# EXERCISE PROMPT
What is the number of lines that include the word "ready"? Provide only that figure.

# DATA TO PROCESS
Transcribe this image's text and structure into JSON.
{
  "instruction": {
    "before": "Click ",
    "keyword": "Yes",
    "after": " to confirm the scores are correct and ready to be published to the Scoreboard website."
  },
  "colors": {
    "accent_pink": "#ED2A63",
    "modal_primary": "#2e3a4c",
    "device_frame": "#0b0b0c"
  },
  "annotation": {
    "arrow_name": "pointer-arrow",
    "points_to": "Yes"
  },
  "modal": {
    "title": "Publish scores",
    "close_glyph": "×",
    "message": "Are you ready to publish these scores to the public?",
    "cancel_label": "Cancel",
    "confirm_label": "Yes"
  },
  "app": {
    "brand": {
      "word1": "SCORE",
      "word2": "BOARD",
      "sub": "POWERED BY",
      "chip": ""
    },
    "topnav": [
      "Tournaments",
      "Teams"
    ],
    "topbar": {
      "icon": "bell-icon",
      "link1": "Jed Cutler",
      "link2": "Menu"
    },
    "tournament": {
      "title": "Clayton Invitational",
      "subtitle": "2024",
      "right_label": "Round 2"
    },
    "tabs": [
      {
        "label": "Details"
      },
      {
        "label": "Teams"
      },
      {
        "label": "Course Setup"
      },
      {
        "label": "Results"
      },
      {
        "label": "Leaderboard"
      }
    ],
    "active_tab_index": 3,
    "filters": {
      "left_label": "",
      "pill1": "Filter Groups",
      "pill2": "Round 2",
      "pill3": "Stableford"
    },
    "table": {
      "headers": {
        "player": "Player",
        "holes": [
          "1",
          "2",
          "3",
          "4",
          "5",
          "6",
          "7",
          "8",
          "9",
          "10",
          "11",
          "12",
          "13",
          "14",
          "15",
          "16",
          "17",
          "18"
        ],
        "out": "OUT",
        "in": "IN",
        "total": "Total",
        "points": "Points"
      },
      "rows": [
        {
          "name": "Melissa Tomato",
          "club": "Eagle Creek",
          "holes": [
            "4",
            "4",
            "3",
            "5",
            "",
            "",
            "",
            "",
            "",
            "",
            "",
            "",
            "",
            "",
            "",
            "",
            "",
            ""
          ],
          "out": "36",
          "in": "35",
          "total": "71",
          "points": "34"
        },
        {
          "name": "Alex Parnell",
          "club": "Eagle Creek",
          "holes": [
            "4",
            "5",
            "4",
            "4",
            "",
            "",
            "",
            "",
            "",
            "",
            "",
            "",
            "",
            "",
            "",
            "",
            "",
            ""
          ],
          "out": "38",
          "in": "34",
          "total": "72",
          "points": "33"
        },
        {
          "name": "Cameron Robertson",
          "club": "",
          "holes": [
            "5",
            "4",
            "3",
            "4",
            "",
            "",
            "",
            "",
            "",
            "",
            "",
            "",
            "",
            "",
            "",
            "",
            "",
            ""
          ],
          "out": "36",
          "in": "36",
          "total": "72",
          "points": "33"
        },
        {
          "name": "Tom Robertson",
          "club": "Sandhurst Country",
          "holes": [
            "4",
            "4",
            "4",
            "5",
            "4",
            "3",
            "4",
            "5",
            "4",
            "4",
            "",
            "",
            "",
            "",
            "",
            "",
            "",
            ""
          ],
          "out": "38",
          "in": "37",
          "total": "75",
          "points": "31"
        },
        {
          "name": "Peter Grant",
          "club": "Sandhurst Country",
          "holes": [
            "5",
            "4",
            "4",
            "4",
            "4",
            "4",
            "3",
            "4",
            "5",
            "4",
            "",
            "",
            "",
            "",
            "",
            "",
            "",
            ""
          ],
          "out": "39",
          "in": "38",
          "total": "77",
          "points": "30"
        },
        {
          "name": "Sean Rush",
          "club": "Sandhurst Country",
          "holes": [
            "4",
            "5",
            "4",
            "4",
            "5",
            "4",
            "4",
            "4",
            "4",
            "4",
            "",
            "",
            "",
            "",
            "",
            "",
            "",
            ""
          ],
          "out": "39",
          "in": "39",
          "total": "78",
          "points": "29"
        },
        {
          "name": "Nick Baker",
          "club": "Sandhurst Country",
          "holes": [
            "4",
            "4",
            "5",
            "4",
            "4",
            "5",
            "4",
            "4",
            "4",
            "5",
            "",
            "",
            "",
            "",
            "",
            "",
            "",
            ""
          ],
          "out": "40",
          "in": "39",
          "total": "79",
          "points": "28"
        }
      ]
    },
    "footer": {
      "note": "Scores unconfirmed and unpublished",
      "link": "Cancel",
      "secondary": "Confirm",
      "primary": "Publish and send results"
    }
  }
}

# FINISHED ANSWER
2